**TASK DIRECTIONS:** Nothing should be left out: output all of the entries exactly.

_ _ _ _

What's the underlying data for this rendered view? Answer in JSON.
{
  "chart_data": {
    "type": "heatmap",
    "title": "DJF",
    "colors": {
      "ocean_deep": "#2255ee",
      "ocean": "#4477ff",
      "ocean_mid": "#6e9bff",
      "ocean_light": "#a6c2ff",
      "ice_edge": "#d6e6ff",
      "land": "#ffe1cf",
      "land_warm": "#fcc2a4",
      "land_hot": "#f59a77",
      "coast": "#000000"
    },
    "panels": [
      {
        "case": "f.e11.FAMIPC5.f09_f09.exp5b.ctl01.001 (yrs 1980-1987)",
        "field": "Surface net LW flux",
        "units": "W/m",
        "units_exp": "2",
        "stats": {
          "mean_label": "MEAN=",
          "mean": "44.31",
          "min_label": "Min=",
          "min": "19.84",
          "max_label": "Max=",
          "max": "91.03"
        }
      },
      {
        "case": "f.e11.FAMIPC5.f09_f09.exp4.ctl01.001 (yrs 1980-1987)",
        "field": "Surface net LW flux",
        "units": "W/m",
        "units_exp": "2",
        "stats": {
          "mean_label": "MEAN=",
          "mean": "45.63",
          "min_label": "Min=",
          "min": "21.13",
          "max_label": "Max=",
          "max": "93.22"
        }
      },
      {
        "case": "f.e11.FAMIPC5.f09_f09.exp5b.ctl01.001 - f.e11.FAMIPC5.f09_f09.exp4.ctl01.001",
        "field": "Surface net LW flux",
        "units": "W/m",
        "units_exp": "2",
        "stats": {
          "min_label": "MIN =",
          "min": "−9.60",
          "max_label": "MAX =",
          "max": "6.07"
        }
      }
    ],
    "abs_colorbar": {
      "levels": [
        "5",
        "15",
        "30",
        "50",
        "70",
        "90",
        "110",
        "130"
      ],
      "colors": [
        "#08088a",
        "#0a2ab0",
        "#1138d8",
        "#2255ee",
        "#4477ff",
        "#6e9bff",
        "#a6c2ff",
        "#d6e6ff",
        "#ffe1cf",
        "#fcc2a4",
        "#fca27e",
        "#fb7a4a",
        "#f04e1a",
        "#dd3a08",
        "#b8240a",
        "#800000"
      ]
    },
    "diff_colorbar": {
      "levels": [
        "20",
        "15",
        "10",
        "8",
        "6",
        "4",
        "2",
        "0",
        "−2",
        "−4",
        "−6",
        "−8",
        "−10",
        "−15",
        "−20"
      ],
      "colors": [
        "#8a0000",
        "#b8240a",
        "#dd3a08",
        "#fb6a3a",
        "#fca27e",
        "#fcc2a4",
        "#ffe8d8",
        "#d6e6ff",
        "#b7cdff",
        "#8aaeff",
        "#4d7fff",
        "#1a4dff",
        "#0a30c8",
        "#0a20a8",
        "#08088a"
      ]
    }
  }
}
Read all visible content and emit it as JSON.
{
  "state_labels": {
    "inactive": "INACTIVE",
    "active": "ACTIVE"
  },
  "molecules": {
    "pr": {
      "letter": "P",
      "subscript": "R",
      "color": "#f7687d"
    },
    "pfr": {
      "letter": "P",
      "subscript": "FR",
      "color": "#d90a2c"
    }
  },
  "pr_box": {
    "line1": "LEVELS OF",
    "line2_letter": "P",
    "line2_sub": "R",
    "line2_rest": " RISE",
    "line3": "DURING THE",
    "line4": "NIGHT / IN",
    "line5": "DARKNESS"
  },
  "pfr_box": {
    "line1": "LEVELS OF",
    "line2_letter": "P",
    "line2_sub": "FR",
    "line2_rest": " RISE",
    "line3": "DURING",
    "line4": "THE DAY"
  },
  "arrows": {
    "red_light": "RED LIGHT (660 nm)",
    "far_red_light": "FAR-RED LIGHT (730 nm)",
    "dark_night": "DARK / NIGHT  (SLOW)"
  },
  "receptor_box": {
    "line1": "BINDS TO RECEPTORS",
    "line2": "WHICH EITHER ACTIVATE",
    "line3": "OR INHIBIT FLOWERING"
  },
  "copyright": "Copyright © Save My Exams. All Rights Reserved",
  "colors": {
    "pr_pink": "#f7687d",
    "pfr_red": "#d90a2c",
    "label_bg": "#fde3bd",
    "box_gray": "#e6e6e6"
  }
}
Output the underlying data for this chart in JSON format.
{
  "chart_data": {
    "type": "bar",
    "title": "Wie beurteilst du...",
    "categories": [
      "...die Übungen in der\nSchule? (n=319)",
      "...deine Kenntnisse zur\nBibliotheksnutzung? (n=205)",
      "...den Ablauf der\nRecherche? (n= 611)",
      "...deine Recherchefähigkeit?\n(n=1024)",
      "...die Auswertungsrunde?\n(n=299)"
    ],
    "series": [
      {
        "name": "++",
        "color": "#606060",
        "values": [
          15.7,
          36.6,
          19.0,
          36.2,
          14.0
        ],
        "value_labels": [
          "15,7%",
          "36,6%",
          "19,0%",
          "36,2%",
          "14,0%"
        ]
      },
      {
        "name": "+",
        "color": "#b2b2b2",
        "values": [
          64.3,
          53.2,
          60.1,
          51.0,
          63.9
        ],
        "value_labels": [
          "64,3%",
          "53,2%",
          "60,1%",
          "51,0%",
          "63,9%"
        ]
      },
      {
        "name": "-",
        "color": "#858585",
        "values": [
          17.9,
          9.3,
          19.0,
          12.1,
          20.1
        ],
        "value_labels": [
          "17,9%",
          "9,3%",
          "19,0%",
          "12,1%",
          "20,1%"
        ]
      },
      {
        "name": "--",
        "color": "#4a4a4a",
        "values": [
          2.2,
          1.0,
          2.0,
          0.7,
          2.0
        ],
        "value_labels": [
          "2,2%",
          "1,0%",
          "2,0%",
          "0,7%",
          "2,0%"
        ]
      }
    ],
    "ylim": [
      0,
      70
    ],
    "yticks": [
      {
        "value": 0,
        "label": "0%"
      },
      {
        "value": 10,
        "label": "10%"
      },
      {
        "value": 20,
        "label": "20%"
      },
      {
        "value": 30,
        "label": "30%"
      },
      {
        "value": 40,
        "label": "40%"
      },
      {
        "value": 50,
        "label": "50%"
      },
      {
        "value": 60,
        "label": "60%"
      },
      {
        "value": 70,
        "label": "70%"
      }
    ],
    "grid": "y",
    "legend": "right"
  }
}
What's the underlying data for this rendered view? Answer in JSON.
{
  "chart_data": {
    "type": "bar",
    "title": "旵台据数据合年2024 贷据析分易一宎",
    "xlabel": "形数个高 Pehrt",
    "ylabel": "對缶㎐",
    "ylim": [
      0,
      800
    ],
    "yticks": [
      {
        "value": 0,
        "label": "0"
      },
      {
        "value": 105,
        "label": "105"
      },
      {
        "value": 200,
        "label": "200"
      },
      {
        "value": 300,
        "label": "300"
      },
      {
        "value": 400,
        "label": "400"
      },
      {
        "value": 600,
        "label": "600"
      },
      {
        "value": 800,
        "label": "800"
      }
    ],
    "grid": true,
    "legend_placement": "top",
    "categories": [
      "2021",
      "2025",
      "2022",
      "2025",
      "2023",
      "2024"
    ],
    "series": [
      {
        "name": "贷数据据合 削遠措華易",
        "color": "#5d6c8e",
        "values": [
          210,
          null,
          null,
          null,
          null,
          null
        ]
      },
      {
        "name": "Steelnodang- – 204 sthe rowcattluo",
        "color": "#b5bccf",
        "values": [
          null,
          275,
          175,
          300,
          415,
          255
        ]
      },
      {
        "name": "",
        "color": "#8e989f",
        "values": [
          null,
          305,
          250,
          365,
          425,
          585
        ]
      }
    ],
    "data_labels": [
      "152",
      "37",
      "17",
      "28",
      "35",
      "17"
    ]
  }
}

_ _ _ _

**THE RESPONSE:**
What's the underlying data for this rendered view? Answer in JSON.
{
  "chart_data": {
    "type": "heatmap",
    "title": "DJF",
    "colors": {
      "ocean_deep": "#2255ee",
      "ocean": "#4477ff",
      "ocean_mid": "#6e9bff",
      "ocean_light": "#a6c2ff",
      "ice_edge": "#d6e6ff",
      "land": "#ffe1cf",
      "land_warm": "#fcc2a4",
      "land_hot": "#f59a77",
      "coast": "#000000"
    },
    "panels": [
      {
        "case": "f.e11.FAMIPC5.f09_f09.exp5b.ctl01.001 (yrs 1980-1987)",
        "field": "Surface net LW flux",
        "units": "W/m",
        "units_exp": "2",
        "stats": {
          "mean_label": "MEAN=",
          "mean": "44.31",
          "min_label": "Min=",
          "min": "19.84",
          "max_label": "Max=",
          "max": "91.03"
        }
      },
      {
        "case": "f.e11.FAMIPC5.f09_f09.exp4.ctl01.001 (yrs 1980-1987)",
        "field": "Surface net LW flux",
        "units": "W/m",
        "units_exp": "2",
        "stats": {
          "mean_label": "MEAN=",
          "mean": "45.63",
          "min_label": "Min=",
          "min": "21.13",
          "max_label": "Max=",
          "max": "93.22"
        }
      },
      {
        "case": "f.e11.FAMIPC5.f09_f09.exp5b.ctl01.001 - f.e11.FAMIPC5.f09_f09.exp4.ctl01.001",
        "field": "Surface net LW flux",
        "units": "W/m",
        "units_exp": "2",
        "stats": {
          "min_label": "MIN =",
          "min": "−9.60",
          "max_label": "MAX =",
          "max": "6.07"
        }
      }
    ],
    "abs_colorbar": {
      "levels": [
        "5",
        "15",
        "30",
        "50",
        "70",
        "90",
        "110",
        "130"
      ],
      "colors": [
        "#08088a",
        "#0a2ab0",
        "#1138d8",
        "#2255ee",
        "#4477ff",
        "#6e9bff",
        "#a6c2ff",
        "#d6e6ff",
        "#ffe1cf",
        "#fcc2a4",
        "#fca27e",
        "#fb7a4a",
        "#f04e1a",
        "#dd3a08",
        "#b8240a",
        "#800000"
      ]
    },
    "diff_colorbar": {
      "levels": [
        "20",
        "15",
        "10",
        "8",
        "6",
        "4",
        "2",
        "0",
        "−2",
        "−4",
        "−6",
        "−8",
        "−10",
        "−15",
        "−20"
      ],
      "colors": [
        "#8a0000",
        "#b8240a",
        "#dd3a08",
        "#fb6a3a",
        "#fca27e",
        "#fcc2a4",
        "#ffe8d8",
        "#d6e6ff",
        "#b7cdff",
        "#8aaeff",
        "#4d7fff",
        "#1a4dff",
        "#0a30c8",
        "#0a20a8",
        "#08088a"
      ]
    }
  }
}
Read all visible content and emit it as JSON.
{
  "state_labels": {
    "inactive": "INACTIVE",
    "active": "ACTIVE"
  },
  "molecules": {
    "pr": {
      "letter": "P",
      "subscript": "R",
      "color": "#f7687d"
    },
    "pfr": {
      "letter": "P",
      "subscript": "FR",
      "color": "#d90a2c"
    }
  },
  "pr_box": {
    "line1": "LEVELS OF",
    "line2_letter": "P",
    "line2_sub": "R",
    "line2_rest": " RISE",
    "line3": "DURING THE",
    "line4": "NIGHT / IN",
    "line5": "DARKNESS"
  },
  "pfr_box": {
    "line1": "LEVELS OF",
    "line2_letter": "P",
    "line2_sub": "FR",
    "line2_rest": " RISE",
    "line3": "DURING",
    "line4": "THE DAY"
  },
  "arrows": {
    "red_light": "RED LIGHT (660 nm)",
    "far_red_light": "FAR-RED LIGHT (730 nm)",
    "dark_night": "DARK / NIGHT  (SLOW)"
  },
  "receptor_box": {
    "line1": "BINDS TO RECEPTORS",
    "line2": "WHICH EITHER ACTIVATE",
    "line3": "OR INHIBIT FLOWERING"
  },
  "copyright": "Copyright © Save My Exams. All Rights Reserved",
  "colors": {
    "pr_pink": "#f7687d",
    "pfr_red": "#d90a2c",
    "label_bg": "#fde3bd",
    "box_gray": "#e6e6e6"
  }
}
Output the underlying data for this chart in JSON format.
{
  "chart_data": {
    "type": "bar",
    "title": "Wie beurteilst du...",
    "categories": [
      "...die Übungen in der\nSchule? (n=319)",
      "...deine Kenntnisse zur\nBibliotheksnutzung? (n=205)",
      "...den Ablauf der\nRecherche? (n= 611)",
      "...deine Recherchefähigkeit?\n(n=1024)",
      "...die Auswertungsrunde?\n(n=299)"
    ],
    "series": [
      {
        "name": "++",
        "color": "#606060",
        "values": [
          15.7,
          36.6,
          19.0,
          36.2,
          14.0
        ],
        "value_labels": [
          "15,7%",
          "36,6%",
          "19,0%",
          "36,2%",
          "14,0%"
        ]
      },
      {
        "name": "+",
        "color": "#b2b2b2",
        "values": [
          64.3,
          53.2,
          60.1,
          51.0,
          63.9
        ],
        "value_labels": [
          "64,3%",
          "53,2%",
          "60,1%",
          "51,0%",
          "63,9%"
        ]
      },
      {
        "name": "-",
        "color": "#858585",
        "values": [
          17.9,
          9.3,
          19.0,
          12.1,
          20.1
        ],
        "value_labels": [
          "17,9%",
          "9,3%",
          "19,0%",
          "12,1%",
          "20,1%"
        ]
      },
      {
        "name": "--",
        "color": "#4a4a4a",
        "values": [
          2.2,
          1.0,
          2.0,
          0.7,
          2.0
        ],
        "value_labels": [
          "2,2%",
          "1,0%",
          "2,0%",
          "0,7%",
          "2,0%"
        ]
      }
    ],
    "ylim": [
      0,
      70
    ],
    "yticks": [
      {
        "value": 0,
        "label": "0%"
      },
      {
        "value": 10,
        "label": "10%"
      },
      {
        "value": 20,
        "label": "20%"
      },
      {
        "value": 30,
        "label": "30%"
      },
      {
        "value": 40,
        "label": "40%"
      },
      {
        "value": 50,
        "label": "50%"
      },
      {
        "value": 60,
        "label": "60%"
      },
      {
        "value": 70,
        "label": "70%"
      }
    ],
    "grid": "y",
    "legend": "right"
  }
}
What's the underlying data for this rendered view? Answer in JSON.
{
  "chart_data": {
    "type": "bar",
    "title": "旵台据数据合年2024 贷据析分易一宎",
    "xlabel": "形数个高 Pehrt",
    "ylabel": "對缶㎐",
    "ylim": [
      0,
      800
    ],
    "yticks": [
      {
        "value": 0,
        "label": "0"
      },
      {
        "value": 105,
        "label": "105"
      },
      {
        "value": 200,
        "label": "200"
      },
      {
        "value": 300,
        "label": "300"
      },
      {
        "value": 400,
        "label": "400"
      },
      {
        "value": 600,
        "label": "600"
      },
      {
        "value": 800,
        "label": "800"
      }
    ],
    "grid": true,
    "legend_placement": "top",
    "categories": [
      "2021",
      "2025",
      "2022",
      "2025",
      "2023",
      "2024"
    ],
    "series": [
      {
        "name": "贷数据据合 削遠措華易",
        "color": "#5d6c8e",
        "values": [
          210,
          null,
          null,
          null,
          null,
          null
        ]
      },
      {
        "name": "Steelnodang- – 204 sthe rowcattluo",
        "color": "#b5bccf",
        "values": [
          null,
          275,
          175,
          300,
          415,
          255
        ]
      },
      {
        "name": "",
        "color": "#8e989f",
        "values": [
          null,
          305,
          250,
          365,
          425,
          585
        ]
      }
    ],
    "data_labels": [
      "152",
      "37",
      "17",
      "28",
      "35",
      "17"
    ]
  }
}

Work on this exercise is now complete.